Task prompt
Count every line in the following entries where the word "xlabel" appears. Give the count alone.

** Start Records to use **

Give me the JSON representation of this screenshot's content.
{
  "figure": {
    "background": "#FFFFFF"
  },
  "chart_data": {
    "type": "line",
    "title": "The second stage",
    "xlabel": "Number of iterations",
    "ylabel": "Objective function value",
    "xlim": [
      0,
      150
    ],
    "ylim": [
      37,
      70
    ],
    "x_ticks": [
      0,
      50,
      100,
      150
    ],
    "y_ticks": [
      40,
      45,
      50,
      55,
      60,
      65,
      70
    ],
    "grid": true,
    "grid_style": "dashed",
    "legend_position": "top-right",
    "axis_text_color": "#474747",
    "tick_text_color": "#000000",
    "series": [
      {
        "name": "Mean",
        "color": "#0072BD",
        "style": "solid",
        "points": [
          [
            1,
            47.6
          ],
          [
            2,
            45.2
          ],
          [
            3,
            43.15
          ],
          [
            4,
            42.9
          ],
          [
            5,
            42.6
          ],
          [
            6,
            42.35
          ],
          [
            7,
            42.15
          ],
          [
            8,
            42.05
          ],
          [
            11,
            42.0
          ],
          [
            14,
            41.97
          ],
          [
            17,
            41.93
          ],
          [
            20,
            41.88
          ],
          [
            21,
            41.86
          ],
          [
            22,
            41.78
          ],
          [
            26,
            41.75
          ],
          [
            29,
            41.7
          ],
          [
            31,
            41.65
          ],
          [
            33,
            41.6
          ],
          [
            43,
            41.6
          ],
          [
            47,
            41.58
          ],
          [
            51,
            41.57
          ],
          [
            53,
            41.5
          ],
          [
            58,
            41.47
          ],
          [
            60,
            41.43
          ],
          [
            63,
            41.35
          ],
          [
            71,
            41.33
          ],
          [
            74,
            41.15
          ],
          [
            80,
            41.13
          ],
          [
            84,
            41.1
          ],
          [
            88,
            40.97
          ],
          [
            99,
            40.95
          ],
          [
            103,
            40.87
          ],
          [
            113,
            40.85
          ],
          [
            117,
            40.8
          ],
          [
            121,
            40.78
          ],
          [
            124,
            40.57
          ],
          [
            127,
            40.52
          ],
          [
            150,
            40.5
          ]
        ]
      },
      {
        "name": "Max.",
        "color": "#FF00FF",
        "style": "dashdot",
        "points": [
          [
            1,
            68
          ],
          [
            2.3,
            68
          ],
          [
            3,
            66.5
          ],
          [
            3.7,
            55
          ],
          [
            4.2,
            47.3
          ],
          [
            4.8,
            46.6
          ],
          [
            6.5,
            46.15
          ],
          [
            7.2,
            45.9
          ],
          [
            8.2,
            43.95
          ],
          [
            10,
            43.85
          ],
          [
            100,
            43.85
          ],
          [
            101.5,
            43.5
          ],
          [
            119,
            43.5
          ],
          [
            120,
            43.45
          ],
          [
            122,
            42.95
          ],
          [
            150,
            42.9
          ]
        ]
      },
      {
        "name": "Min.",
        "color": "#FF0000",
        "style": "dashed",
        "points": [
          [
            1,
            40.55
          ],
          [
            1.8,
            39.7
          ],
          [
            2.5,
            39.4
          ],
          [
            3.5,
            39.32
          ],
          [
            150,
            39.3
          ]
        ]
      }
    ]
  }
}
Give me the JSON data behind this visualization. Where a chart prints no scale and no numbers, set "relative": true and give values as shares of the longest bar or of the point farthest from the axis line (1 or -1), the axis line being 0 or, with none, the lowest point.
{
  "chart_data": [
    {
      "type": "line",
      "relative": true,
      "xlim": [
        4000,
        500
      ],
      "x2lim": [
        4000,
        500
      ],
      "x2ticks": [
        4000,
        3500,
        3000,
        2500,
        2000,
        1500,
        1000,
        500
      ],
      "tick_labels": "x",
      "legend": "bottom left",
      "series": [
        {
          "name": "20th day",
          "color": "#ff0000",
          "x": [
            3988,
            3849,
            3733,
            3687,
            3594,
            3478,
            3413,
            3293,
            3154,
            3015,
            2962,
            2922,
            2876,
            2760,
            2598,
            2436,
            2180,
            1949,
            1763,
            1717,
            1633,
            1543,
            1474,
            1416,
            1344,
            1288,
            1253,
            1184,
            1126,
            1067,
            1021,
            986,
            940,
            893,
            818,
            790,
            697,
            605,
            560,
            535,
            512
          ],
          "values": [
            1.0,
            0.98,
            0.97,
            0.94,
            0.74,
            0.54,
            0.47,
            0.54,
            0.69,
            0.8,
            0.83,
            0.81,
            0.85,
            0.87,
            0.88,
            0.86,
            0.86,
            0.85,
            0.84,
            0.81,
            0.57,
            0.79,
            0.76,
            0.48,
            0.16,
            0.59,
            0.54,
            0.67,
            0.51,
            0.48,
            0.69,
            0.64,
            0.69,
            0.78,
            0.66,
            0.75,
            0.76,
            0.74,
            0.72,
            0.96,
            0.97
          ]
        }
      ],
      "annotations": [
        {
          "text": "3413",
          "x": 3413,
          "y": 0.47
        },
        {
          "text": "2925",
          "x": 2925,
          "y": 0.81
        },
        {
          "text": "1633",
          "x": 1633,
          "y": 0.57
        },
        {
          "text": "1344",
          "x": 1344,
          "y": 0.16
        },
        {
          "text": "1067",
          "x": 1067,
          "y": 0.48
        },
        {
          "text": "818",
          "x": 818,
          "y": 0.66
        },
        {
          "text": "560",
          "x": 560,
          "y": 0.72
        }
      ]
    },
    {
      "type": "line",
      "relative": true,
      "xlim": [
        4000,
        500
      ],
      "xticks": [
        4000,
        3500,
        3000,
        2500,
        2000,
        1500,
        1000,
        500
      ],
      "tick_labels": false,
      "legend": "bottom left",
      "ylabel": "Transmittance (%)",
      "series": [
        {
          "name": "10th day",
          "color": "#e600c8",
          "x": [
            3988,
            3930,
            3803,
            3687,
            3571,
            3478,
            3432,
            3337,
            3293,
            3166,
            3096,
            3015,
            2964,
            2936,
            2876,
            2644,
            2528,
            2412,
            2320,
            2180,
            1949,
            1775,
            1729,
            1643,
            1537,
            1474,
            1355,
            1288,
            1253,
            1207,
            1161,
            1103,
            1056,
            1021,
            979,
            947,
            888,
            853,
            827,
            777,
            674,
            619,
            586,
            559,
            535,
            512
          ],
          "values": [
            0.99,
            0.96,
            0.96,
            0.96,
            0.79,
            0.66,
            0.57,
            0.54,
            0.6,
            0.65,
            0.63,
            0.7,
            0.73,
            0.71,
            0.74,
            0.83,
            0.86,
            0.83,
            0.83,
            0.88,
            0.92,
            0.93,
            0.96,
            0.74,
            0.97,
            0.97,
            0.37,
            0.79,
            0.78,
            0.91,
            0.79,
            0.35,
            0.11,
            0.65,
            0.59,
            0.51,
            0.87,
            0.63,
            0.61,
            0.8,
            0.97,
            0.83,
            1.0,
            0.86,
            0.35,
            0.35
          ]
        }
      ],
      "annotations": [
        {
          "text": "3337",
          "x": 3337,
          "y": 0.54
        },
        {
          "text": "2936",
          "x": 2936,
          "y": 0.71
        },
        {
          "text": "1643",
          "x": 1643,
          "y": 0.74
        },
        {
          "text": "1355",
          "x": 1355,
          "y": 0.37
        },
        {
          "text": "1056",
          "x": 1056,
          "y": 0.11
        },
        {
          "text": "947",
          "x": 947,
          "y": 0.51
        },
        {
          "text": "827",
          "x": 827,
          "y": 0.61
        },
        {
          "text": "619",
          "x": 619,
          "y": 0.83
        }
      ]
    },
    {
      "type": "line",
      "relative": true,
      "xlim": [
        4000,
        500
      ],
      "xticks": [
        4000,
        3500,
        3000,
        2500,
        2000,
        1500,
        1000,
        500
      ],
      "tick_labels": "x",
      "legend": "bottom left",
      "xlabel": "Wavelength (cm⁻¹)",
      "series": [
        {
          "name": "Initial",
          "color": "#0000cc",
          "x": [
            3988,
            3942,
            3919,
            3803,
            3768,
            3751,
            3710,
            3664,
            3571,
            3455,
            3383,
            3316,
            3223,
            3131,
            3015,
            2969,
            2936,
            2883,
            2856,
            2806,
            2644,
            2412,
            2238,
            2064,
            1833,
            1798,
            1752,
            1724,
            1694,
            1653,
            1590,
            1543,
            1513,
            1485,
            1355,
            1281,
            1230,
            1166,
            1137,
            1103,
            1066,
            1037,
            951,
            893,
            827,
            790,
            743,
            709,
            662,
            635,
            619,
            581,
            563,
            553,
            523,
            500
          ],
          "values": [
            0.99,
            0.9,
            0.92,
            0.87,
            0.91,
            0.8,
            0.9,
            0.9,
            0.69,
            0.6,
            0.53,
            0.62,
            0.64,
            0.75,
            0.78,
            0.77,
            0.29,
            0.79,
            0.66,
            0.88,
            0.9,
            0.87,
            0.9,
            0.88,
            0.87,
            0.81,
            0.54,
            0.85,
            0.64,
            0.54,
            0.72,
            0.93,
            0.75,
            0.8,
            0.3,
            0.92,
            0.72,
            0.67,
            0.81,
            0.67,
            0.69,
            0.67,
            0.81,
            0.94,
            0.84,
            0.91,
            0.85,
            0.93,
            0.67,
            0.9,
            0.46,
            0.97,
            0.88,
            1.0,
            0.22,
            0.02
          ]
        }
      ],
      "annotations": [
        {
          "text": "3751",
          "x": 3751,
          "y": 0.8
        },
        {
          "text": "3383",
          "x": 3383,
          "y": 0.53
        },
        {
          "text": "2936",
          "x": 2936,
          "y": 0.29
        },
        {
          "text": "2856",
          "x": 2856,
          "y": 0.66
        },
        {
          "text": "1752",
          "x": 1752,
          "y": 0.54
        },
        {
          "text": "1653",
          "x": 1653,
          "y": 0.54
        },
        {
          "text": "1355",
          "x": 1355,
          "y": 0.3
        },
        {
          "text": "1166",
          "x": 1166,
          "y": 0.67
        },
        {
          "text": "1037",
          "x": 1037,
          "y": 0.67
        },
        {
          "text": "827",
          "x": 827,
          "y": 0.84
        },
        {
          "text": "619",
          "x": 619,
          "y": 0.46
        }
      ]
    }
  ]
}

** End Records to use **

Result for this exercise
2